> [RECORDS FOR THIS TASK]:
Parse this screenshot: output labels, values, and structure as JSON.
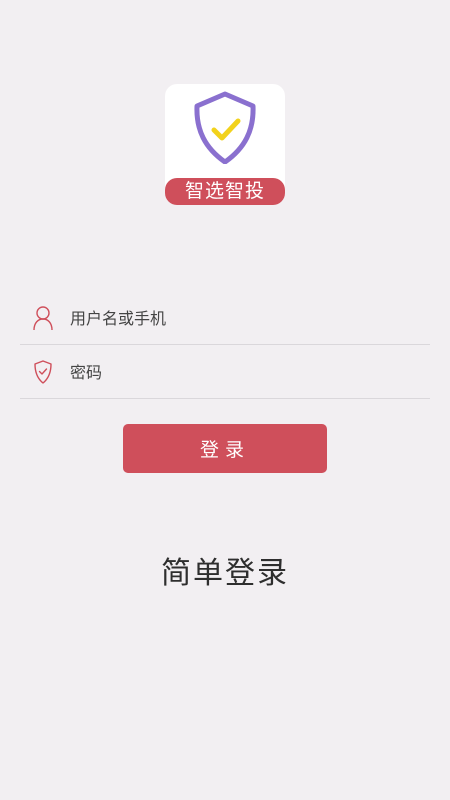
{
  "app": {
    "logo_text": "智选智投",
    "colors": {
      "brand": "#cf4f5b",
      "shield_stroke": "#8a70cf",
      "check": "#f2d21c",
      "background": "#f2eff2"
    }
  },
  "form": {
    "username": {
      "placeholder": "用户名或手机",
      "value": "",
      "icon": "user-icon"
    },
    "password": {
      "placeholder": "密码",
      "value": "",
      "icon": "shield-check-icon"
    },
    "login_label": "登录"
  },
  "simple_login_label": "简单登录"
}
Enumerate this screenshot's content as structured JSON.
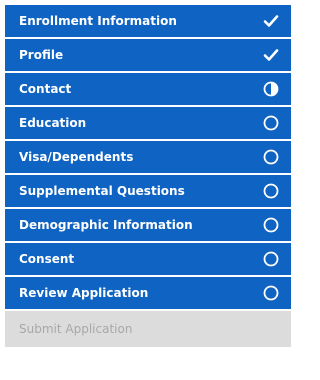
{
  "steps": [
    {
      "label": "Enrollment Information",
      "status": "complete",
      "icon": "check-icon"
    },
    {
      "label": "Profile",
      "status": "complete",
      "icon": "check-icon"
    },
    {
      "label": "Contact",
      "status": "in-progress",
      "icon": "half-circle-icon"
    },
    {
      "label": "Education",
      "status": "incomplete",
      "icon": "empty-circle-icon"
    },
    {
      "label": "Visa/Dependents",
      "status": "incomplete",
      "icon": "empty-circle-icon"
    },
    {
      "label": "Supplemental Questions",
      "status": "incomplete",
      "icon": "empty-circle-icon"
    },
    {
      "label": "Demographic Information",
      "status": "incomplete",
      "icon": "empty-circle-icon"
    },
    {
      "label": "Consent",
      "status": "incomplete",
      "icon": "empty-circle-icon"
    },
    {
      "label": "Review Application",
      "status": "incomplete",
      "icon": "empty-circle-icon"
    },
    {
      "label": "Submit Application",
      "status": "disabled",
      "icon": ""
    }
  ],
  "colors": {
    "active_bg": "#0f63c2",
    "disabled_bg": "#dcdcdc",
    "disabled_text": "#a8a8a8"
  }
}
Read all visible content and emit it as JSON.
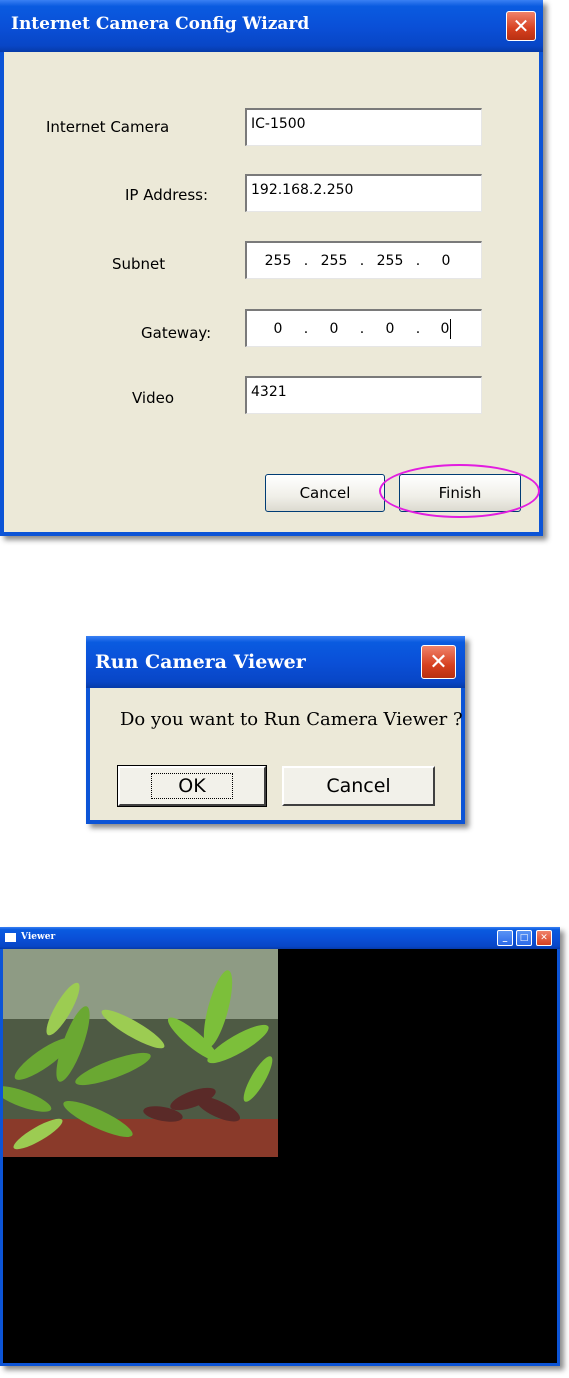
{
  "wizard": {
    "title": "Internet Camera Config Wizard",
    "close_glyph": "✕",
    "fields": {
      "camera_label": "Internet Camera",
      "camera_value": "IC-1500",
      "ip_label": "IP Address:",
      "ip_value": "192.168.2.250",
      "subnet_label": "Subnet",
      "subnet_octets": [
        "255",
        "255",
        "255",
        "0"
      ],
      "gateway_label": "Gateway:",
      "gateway_octets": [
        "0",
        "0",
        "0",
        "0"
      ],
      "video_label": "Video",
      "video_value": "4321"
    },
    "buttons": {
      "cancel": "Cancel",
      "finish": "Finish"
    },
    "highlight_color": "#e21de0"
  },
  "run_viewer": {
    "title": "Run Camera Viewer",
    "close_glyph": "✕",
    "question": "Do you want to Run Camera Viewer ?",
    "buttons": {
      "ok": "OK",
      "cancel": "Cancel"
    }
  },
  "viewer": {
    "title": "Viewer",
    "controls": {
      "minimize": "_",
      "maximize": "□",
      "close": "✕"
    }
  },
  "colors": {
    "xp_blue": "#0a50d8",
    "dialog_face": "#ece9d8",
    "close_red": "#d6401f",
    "video_background": "#000000"
  }
}
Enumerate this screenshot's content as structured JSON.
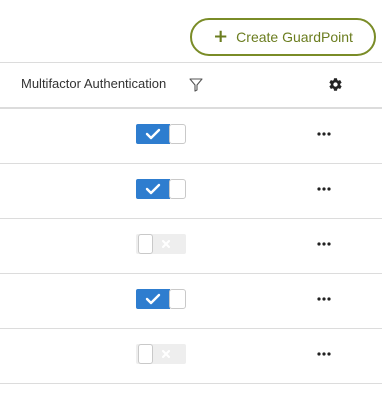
{
  "toolbar": {
    "create_button_label": "Create GuardPoint"
  },
  "table": {
    "column_header": "Multifactor Authentication",
    "rows": [
      {
        "mfa_enabled": true
      },
      {
        "mfa_enabled": true
      },
      {
        "mfa_enabled": false
      },
      {
        "mfa_enabled": true
      },
      {
        "mfa_enabled": false
      }
    ]
  },
  "icons": {
    "create": "plus-icon",
    "filter": "filter-icon",
    "settings": "gear-icon",
    "toggle_on": "checkmark-icon",
    "toggle_off": "x-icon",
    "row_actions": "more-horizontal-icon"
  },
  "colors": {
    "accent_green": "#7a8c27",
    "toggle_on_blue": "#2e7dcf",
    "toggle_off_gray": "#eeeeee",
    "divider": "#dcdcdc"
  }
}
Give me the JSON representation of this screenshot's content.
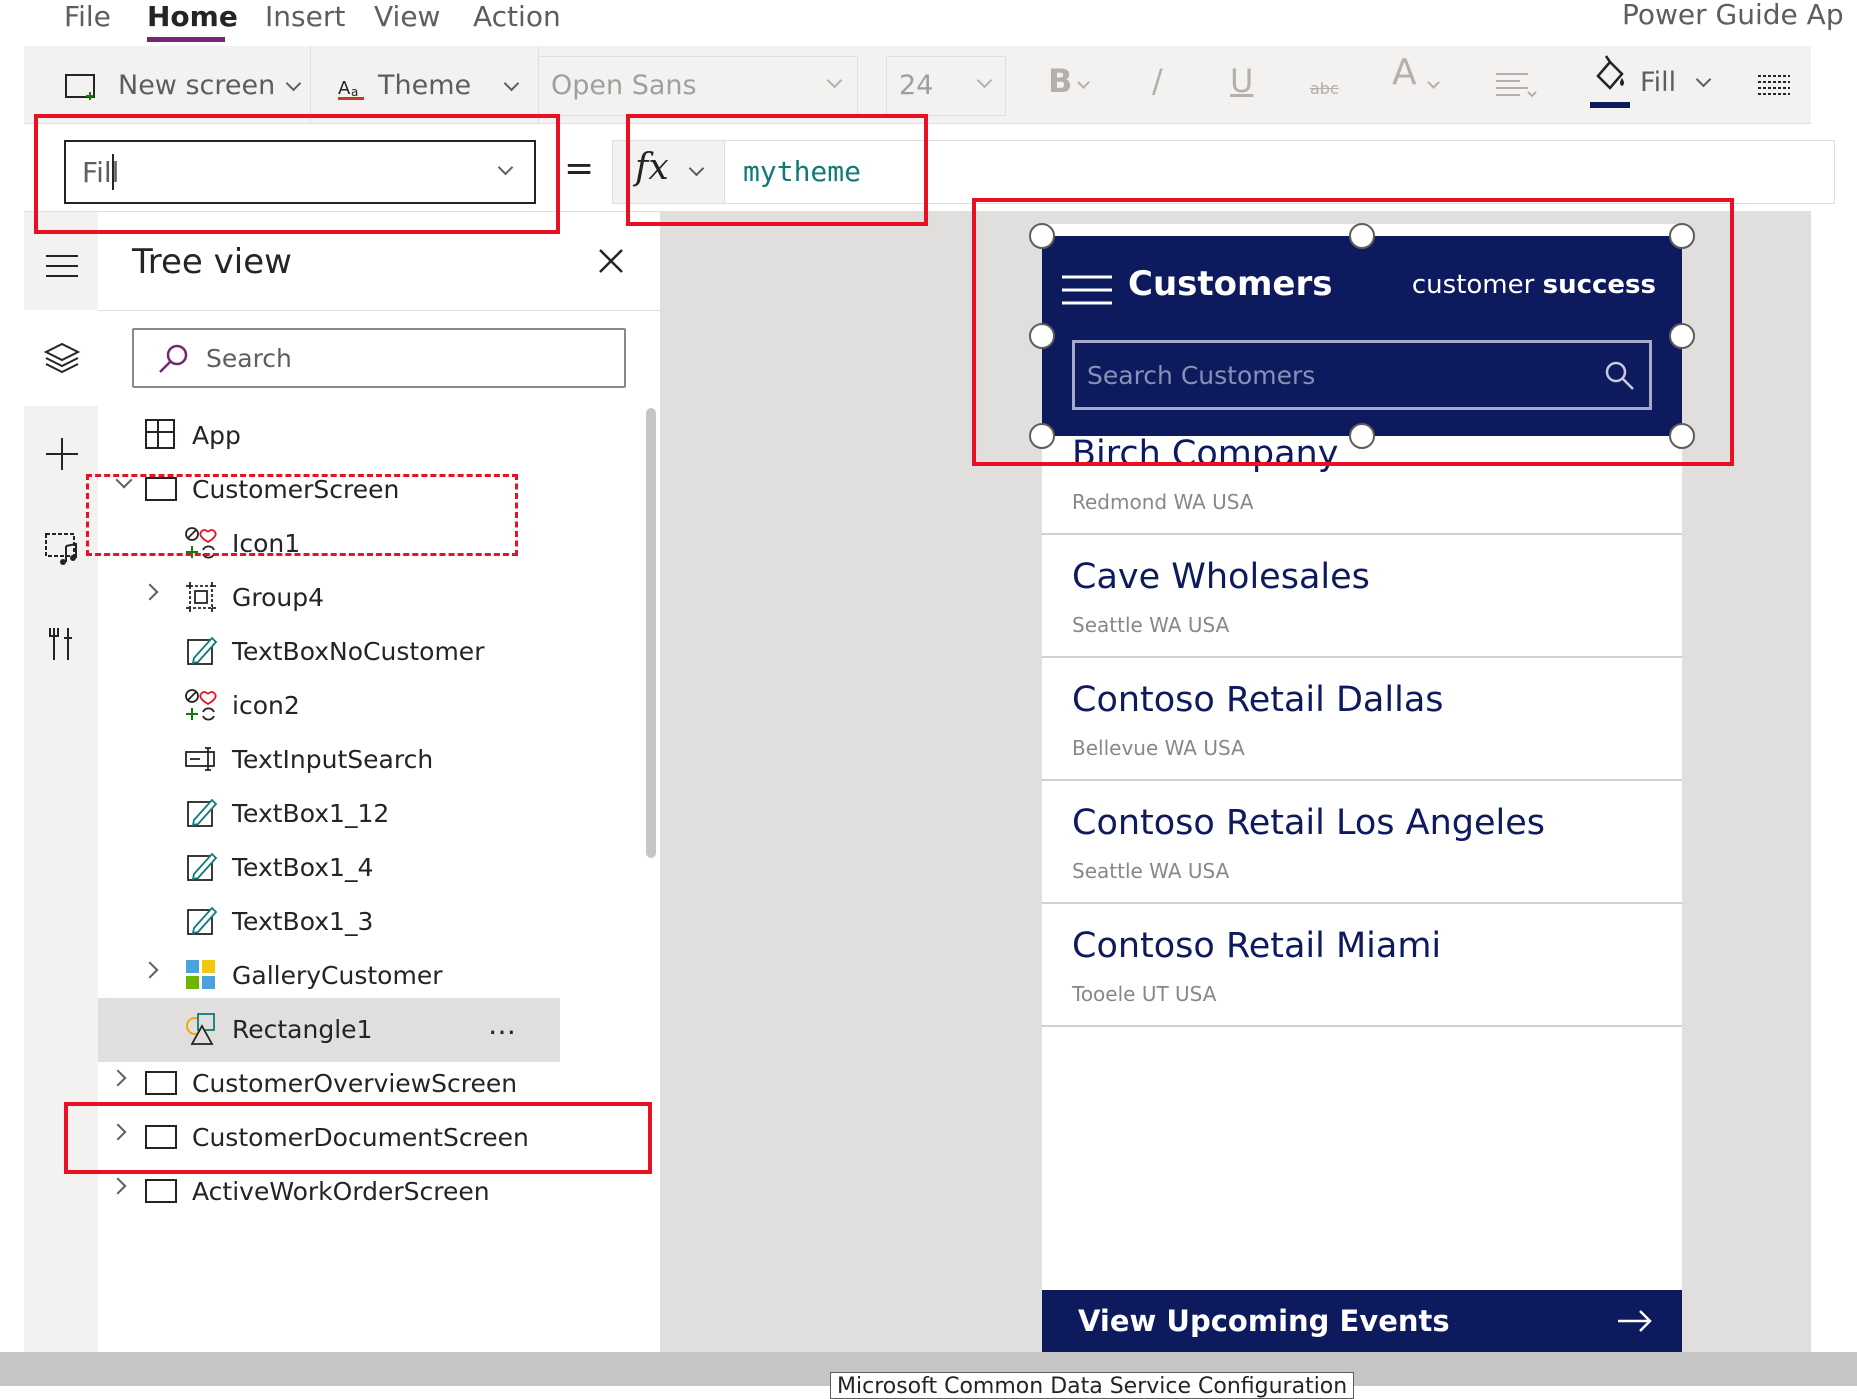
{
  "menu": {
    "items": [
      "File",
      "Home",
      "Insert",
      "View",
      "Action"
    ],
    "active": "Home",
    "app_title": "Power Guide Ap"
  },
  "ribbon": {
    "new_screen": "New screen",
    "theme": "Theme",
    "font": "Open Sans",
    "font_size": "24",
    "bold": "B",
    "italic": "/",
    "underline": "U",
    "strikethrough": "abc",
    "font_color": "A",
    "fill": "Fill"
  },
  "formula": {
    "property": "Fill",
    "equals": "=",
    "fx": "fx",
    "value": "mytheme"
  },
  "tree": {
    "title": "Tree view",
    "search_placeholder": "Search",
    "nodes": [
      {
        "label": "App"
      },
      {
        "label": "CustomerScreen"
      },
      {
        "label": "Icon1"
      },
      {
        "label": "Group4"
      },
      {
        "label": "TextBoxNoCustomer"
      },
      {
        "label": "icon2"
      },
      {
        "label": "TextInputSearch"
      },
      {
        "label": "TextBox1_12"
      },
      {
        "label": "TextBox1_4"
      },
      {
        "label": "TextBox1_3"
      },
      {
        "label": "GalleryCustomer"
      },
      {
        "label": "Rectangle1"
      },
      {
        "label": "CustomerOverviewScreen"
      },
      {
        "label": "CustomerDocumentScreen"
      },
      {
        "label": "ActiveWorkOrderScreen"
      }
    ],
    "more": "…"
  },
  "app_screen": {
    "header_title": "Customers",
    "brand_light": "customer",
    "brand_bold": "success",
    "search_placeholder": "Search Customers",
    "customers": [
      {
        "name": "Birch Company",
        "location": "Redmond WA USA"
      },
      {
        "name": "Cave Wholesales",
        "location": "Seattle WA USA"
      },
      {
        "name": "Contoso Retail Dallas",
        "location": "Bellevue WA USA"
      },
      {
        "name": "Contoso Retail Los Angeles",
        "location": "Seattle WA USA"
      },
      {
        "name": "Contoso Retail Miami",
        "location": "Tooele UT USA"
      }
    ],
    "footer_button": "View Upcoming Events"
  },
  "status": {
    "tooltip": "Microsoft Common Data Service Configuration"
  },
  "colors": {
    "header_navy": "#0e1a5e",
    "accent_purple": "#742774",
    "annotation_red": "#e81123",
    "formula_teal": "#0f7b7b"
  }
}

> [REQUIREMENTS]:
Repeat all of the data above word for word, minus the pictures.

> [TASK ANSWER]:
Parse this screenshot: output labels, values, and structure as JSON.
{
  "app": {
    "logo_text": "智选智投",
    "colors": {
      "brand": "#cf4f5b",
      "shield_stroke": "#8a70cf",
      "check": "#f2d21c",
      "background": "#f2eff2"
    }
  },
  "form": {
    "username": {
      "placeholder": "用户名或手机",
      "value": "",
      "icon": "user-icon"
    },
    "password": {
      "placeholder": "密码",
      "value": "",
      "icon": "shield-check-icon"
    },
    "login_label": "登录"
  },
  "simple_login_label": "简单登录"
}
Enumerate this screenshot's content as structured JSON.
{
  "steps": [
    {
      "label": "Enrollment Information",
      "status": "complete",
      "icon": "check-icon"
    },
    {
      "label": "Profile",
      "status": "complete",
      "icon": "check-icon"
    },
    {
      "label": "Contact",
      "status": "in-progress",
      "icon": "half-circle-icon"
    },
    {
      "label": "Education",
      "status": "incomplete",
      "icon": "empty-circle-icon"
    },
    {
      "label": "Visa/Dependents",
      "status": "incomplete",
      "icon": "empty-circle-icon"
    },
    {
      "label": "Supplemental Questions",
      "status": "incomplete",
      "icon": "empty-circle-icon"
    },
    {
      "label": "Demographic Information",
      "status": "incomplete",
      "icon": "empty-circle-icon"
    },
    {
      "label": "Consent",
      "status": "incomplete",
      "icon": "empty-circle-icon"
    },
    {
      "label": "Review Application",
      "status": "incomplete",
      "icon": "empty-circle-icon"
    },
    {
      "label": "Submit Application",
      "status": "disabled",
      "icon": ""
    }
  ],
  "colors": {
    "active_bg": "#0f63c2",
    "disabled_bg": "#dcdcdc",
    "disabled_text": "#a8a8a8"
  }
}
Read all visible content and emit it as JSON.
{
  "wizard": {
    "title": "Internet Camera Config Wizard",
    "close_glyph": "✕",
    "fields": {
      "camera_label": "Internet Camera",
      "camera_value": "IC-1500",
      "ip_label": "IP Address:",
      "ip_value": "192.168.2.250",
      "subnet_label": "Subnet",
      "subnet_octets": [
        "255",
        "255",
        "255",
        "0"
      ],
      "gateway_label": "Gateway:",
      "gateway_octets": [
        "0",
        "0",
        "0",
        "0"
      ],
      "video_label": "Video",
      "video_value": "4321"
    },
    "buttons": {
      "cancel": "Cancel",
      "finish": "Finish"
    },
    "highlight_color": "#e21de0"
  },
  "run_viewer": {
    "title": "Run Camera Viewer",
    "close_glyph": "✕",
    "question": "Do you want to Run Camera Viewer ?",
    "buttons": {
      "ok": "OK",
      "cancel": "Cancel"
    }
  },
  "viewer": {
    "title": "Viewer",
    "controls": {
      "minimize": "_",
      "maximize": "□",
      "close": "✕"
    }
  },
  "colors": {
    "xp_blue": "#0a50d8",
    "dialog_face": "#ece9d8",
    "close_red": "#d6401f",
    "video_background": "#000000"
  }
}
Enumerate this screenshot's content as structured JSON.
{
  "toolbar": {
    "create_button_label": "Create GuardPoint"
  },
  "table": {
    "column_header": "Multifactor Authentication",
    "rows": [
      {
        "mfa_enabled": true
      },
      {
        "mfa_enabled": true
      },
      {
        "mfa_enabled": false
      },
      {
        "mfa_enabled": true
      },
      {
        "mfa_enabled": false
      }
    ]
  },
  "icons": {
    "create": "plus-icon",
    "filter": "filter-icon",
    "settings": "gear-icon",
    "toggle_on": "checkmark-icon",
    "toggle_off": "x-icon",
    "row_actions": "more-horizontal-icon"
  },
  "colors": {
    "accent_green": "#7a8c27",
    "toggle_on_blue": "#2e7dcf",
    "toggle_off_gray": "#eeeeee",
    "divider": "#dcdcdc"
  }
}
Give me the JSON representation of this screenshot's content.
{
  "menu": {
    "items": [
      "File",
      "Home",
      "Insert",
      "View",
      "Action"
    ],
    "active": "Home",
    "app_title": "Power Guide Ap"
  },
  "ribbon": {
    "new_screen": "New screen",
    "theme": "Theme",
    "font": "Open Sans",
    "font_size": "24",
    "bold": "B",
    "italic": "/",
    "underline": "U",
    "strikethrough": "abc",
    "font_color": "A",
    "fill": "Fill"
  },
  "formula": {
    "property": "Fill",
    "equals": "=",
    "fx": "fx",
    "value": "mytheme"
  },
  "tree": {
    "title": "Tree view",
    "search_placeholder": "Search",
    "nodes": [
      {
        "label": "App"
      },
      {
        "label": "CustomerScreen"
      },
      {
        "label": "Icon1"
      },
      {
        "label": "Group4"
      },
      {
        "label": "TextBoxNoCustomer"
      },
      {
        "label": "icon2"
      },
      {
        "label": "TextInputSearch"
      },
      {
        "label": "TextBox1_12"
      },
      {
        "label": "TextBox1_4"
      },
      {
        "label": "TextBox1_3"
      },
      {
        "label": "GalleryCustomer"
      },
      {
        "label": "Rectangle1"
      },
      {
        "label": "CustomerOverviewScreen"
      },
      {
        "label": "CustomerDocumentScreen"
      },
      {
        "label": "ActiveWorkOrderScreen"
      }
    ],
    "more": "…"
  },
  "app_screen": {
    "header_title": "Customers",
    "brand_light": "customer",
    "brand_bold": "success",
    "search_placeholder": "Search Customers",
    "customers": [
      {
        "name": "Birch Company",
        "location": "Redmond WA USA"
      },
      {
        "name": "Cave Wholesales",
        "location": "Seattle WA USA"
      },
      {
        "name": "Contoso Retail Dallas",
        "location": "Bellevue WA USA"
      },
      {
        "name": "Contoso Retail Los Angeles",
        "location": "Seattle WA USA"
      },
      {
        "name": "Contoso Retail Miami",
        "location": "Tooele UT USA"
      }
    ],
    "footer_button": "View Upcoming Events"
  },
  "status": {
    "tooltip": "Microsoft Common Data Service Configuration"
  },
  "colors": {
    "header_navy": "#0e1a5e",
    "accent_purple": "#742774",
    "annotation_red": "#e81123",
    "formula_teal": "#0f7b7b"
  }
}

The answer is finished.